(Records from a dataset)
/---

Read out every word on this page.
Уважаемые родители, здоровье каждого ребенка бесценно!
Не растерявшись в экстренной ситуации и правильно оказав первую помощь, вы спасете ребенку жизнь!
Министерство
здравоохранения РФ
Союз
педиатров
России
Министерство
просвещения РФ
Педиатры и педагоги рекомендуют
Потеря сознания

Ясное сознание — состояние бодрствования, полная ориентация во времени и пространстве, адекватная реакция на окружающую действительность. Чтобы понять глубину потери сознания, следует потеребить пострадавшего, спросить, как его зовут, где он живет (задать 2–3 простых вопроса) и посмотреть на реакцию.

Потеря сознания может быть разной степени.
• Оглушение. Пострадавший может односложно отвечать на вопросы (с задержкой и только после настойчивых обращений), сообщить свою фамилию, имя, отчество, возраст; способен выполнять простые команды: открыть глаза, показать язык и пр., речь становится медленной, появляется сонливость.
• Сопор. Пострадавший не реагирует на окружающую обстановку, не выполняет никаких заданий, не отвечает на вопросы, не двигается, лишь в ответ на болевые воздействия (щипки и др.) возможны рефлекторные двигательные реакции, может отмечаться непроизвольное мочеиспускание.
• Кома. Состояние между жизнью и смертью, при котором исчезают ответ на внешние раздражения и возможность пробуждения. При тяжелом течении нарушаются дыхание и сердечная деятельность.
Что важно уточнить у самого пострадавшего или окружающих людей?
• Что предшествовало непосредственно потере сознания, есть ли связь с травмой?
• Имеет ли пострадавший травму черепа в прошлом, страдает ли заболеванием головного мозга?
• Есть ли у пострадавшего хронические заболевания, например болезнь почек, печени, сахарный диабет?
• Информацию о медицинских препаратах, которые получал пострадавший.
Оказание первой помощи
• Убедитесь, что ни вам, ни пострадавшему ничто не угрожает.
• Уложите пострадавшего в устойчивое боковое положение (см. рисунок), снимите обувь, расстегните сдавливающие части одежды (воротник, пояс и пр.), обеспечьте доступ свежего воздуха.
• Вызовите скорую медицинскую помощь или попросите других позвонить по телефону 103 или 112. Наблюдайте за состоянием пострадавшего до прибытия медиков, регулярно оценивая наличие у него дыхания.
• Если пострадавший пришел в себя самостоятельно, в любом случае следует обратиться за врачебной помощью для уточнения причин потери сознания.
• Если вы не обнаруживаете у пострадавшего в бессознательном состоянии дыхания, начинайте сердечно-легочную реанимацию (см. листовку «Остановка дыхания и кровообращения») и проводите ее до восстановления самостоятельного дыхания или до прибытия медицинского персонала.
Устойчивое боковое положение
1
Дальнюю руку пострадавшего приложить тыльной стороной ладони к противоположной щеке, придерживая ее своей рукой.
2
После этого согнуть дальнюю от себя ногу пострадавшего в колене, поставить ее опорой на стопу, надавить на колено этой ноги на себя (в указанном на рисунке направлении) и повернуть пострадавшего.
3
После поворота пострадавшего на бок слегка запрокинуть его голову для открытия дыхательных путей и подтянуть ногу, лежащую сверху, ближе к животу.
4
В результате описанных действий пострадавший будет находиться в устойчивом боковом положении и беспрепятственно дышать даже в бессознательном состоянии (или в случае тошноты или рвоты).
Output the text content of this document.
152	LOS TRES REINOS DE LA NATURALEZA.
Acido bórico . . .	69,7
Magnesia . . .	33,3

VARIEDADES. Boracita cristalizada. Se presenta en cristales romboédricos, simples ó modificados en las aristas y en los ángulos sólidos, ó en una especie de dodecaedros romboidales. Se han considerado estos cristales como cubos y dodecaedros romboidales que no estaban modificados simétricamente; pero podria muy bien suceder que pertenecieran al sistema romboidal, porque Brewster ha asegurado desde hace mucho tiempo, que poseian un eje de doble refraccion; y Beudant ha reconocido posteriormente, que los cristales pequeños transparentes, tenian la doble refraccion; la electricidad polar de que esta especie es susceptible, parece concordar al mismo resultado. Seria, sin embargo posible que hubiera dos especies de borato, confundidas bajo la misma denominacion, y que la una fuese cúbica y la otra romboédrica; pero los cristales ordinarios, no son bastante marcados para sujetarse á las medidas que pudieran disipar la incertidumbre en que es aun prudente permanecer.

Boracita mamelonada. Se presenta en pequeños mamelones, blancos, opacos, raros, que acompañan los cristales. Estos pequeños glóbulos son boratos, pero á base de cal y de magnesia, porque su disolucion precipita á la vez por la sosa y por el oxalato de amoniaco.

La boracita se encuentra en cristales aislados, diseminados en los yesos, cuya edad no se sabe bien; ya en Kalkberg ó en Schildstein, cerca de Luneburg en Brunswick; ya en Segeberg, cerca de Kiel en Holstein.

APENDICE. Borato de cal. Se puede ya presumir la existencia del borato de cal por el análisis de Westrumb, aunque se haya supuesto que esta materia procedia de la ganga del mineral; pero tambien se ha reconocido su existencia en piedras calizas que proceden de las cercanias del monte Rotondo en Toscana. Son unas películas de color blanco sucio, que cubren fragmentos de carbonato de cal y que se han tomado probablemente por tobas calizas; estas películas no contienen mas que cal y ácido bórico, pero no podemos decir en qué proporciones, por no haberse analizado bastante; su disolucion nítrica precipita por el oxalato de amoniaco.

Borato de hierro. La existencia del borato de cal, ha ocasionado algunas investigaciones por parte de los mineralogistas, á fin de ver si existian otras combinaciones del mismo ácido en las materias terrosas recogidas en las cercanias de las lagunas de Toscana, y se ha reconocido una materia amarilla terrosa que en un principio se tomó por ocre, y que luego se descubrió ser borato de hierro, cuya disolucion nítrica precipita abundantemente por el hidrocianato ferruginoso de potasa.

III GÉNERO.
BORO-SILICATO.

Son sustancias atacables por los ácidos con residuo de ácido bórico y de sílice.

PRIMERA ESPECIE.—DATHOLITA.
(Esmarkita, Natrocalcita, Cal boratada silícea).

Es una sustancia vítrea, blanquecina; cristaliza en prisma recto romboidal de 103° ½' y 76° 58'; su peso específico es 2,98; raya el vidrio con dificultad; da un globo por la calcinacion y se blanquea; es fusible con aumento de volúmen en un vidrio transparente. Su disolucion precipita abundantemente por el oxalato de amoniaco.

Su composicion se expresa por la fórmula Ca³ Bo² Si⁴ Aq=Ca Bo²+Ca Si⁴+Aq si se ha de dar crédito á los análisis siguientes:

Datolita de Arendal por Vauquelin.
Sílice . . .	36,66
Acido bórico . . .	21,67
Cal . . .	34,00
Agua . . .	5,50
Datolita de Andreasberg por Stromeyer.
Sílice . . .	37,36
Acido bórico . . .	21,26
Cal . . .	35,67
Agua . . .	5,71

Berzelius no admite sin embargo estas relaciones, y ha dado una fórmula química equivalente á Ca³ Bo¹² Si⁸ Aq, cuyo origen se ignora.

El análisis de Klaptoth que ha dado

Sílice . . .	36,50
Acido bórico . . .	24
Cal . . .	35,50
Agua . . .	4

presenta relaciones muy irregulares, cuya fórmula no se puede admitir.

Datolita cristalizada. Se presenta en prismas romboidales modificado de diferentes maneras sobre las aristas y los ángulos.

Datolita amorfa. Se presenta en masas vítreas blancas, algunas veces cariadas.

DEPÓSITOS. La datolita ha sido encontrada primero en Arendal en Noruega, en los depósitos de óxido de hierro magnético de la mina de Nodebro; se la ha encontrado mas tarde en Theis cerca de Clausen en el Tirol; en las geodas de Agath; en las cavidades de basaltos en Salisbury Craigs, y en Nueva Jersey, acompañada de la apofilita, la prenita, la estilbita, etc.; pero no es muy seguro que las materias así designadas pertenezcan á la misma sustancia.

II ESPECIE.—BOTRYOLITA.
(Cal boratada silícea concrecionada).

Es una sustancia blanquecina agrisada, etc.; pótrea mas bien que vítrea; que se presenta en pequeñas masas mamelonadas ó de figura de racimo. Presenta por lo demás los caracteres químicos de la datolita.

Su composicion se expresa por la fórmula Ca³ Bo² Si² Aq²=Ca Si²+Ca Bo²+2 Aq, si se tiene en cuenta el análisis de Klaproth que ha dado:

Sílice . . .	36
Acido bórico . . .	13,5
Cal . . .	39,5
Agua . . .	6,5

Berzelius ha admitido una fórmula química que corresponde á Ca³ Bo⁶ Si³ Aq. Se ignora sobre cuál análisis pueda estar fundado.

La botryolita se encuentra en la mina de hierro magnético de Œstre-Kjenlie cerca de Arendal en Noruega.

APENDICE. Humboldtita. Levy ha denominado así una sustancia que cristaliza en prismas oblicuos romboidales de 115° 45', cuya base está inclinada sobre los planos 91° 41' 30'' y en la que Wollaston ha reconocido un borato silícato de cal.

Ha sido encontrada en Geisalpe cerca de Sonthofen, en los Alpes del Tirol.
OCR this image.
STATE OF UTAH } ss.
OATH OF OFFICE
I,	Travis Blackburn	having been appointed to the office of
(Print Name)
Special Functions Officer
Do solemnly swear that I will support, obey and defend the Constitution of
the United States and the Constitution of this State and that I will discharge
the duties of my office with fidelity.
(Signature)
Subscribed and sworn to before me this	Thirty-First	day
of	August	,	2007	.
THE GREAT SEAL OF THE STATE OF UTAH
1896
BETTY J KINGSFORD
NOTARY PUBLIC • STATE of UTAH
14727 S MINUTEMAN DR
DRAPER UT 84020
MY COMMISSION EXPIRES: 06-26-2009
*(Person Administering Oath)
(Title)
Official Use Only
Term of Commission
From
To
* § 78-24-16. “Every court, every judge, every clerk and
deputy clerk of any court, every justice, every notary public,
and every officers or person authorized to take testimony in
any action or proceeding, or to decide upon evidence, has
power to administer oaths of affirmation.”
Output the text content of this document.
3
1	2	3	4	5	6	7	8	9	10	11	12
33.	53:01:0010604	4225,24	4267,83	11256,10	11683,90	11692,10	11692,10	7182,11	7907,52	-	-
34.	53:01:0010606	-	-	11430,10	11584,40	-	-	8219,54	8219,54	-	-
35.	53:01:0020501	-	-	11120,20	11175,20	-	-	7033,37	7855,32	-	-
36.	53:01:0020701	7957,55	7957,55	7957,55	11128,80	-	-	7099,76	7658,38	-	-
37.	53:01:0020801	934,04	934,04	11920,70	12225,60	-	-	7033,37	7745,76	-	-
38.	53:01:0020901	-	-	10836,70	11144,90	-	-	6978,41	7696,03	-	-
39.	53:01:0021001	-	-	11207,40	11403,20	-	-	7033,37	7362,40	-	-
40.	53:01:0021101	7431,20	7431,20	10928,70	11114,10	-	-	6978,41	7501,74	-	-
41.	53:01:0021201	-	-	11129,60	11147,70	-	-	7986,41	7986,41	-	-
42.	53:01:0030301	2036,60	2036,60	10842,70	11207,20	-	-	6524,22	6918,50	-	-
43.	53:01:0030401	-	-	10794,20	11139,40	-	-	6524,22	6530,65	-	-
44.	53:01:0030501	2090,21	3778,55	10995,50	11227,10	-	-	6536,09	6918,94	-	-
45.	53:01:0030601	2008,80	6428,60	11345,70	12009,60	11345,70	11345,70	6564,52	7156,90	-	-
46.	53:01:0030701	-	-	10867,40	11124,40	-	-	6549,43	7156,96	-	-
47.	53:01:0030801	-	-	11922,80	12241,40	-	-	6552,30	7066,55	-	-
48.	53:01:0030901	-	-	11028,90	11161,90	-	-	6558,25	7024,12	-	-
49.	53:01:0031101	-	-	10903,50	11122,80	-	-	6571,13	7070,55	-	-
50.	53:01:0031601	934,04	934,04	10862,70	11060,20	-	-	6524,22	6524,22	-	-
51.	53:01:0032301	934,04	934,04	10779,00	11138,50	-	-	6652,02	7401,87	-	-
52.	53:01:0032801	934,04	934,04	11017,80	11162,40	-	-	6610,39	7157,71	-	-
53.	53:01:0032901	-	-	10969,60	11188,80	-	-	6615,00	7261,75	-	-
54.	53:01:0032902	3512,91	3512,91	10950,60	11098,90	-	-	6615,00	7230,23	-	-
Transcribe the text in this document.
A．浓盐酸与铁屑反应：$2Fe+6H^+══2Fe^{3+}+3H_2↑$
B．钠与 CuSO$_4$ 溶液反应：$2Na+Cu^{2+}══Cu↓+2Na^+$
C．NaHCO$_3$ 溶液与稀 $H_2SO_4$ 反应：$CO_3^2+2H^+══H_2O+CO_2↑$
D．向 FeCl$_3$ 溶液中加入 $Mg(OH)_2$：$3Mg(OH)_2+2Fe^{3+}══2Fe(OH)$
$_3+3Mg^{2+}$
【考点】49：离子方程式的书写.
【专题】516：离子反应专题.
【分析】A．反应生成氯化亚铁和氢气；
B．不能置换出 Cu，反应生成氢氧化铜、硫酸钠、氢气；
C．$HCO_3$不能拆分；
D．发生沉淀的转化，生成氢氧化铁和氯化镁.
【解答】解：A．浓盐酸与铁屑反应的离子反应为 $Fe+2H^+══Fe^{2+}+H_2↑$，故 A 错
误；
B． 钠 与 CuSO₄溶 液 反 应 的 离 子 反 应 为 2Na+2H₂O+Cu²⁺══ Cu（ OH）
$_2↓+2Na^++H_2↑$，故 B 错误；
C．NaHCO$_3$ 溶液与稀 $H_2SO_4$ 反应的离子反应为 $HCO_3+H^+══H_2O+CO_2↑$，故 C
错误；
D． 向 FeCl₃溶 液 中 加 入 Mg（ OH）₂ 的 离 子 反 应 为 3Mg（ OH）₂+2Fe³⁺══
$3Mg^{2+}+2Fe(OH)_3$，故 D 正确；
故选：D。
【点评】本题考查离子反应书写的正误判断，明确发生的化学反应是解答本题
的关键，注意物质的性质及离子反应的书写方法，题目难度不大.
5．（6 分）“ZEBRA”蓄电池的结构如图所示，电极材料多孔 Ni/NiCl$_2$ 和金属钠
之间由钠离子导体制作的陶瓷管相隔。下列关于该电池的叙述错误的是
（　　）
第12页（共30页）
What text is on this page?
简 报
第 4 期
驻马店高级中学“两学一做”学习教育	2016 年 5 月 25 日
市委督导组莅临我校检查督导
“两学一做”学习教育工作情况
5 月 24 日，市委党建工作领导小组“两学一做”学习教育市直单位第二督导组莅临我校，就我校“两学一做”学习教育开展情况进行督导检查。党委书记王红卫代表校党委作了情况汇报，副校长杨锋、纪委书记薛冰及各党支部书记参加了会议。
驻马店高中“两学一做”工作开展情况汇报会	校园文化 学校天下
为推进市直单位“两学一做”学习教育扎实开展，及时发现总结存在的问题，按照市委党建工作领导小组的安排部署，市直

\---

* _GIVEN PROBLEM_: Pick out and copy the lines of the entries that hold the string "sobre".

* _RESULT_:
Datolita cristalizada. Se presenta en prismas romboidales modificado de diferentes maneras sobre las aristas y los ángulos.
Berzelius ha admitido una fórmula química que corresponde á Ca³ Bo⁶ Si³ Aq. Se ignora sobre cuál análisis pueda estar fundado.
APENDICE. Humboldtita. Levy ha denominado así una sustancia que cristaliza en prismas oblicuos romboidales de 115° 45', cuya base está inclinada sobre los planos 91° 41' 30'' y en la que Wollaston ha reconocido un borato silícato de cal.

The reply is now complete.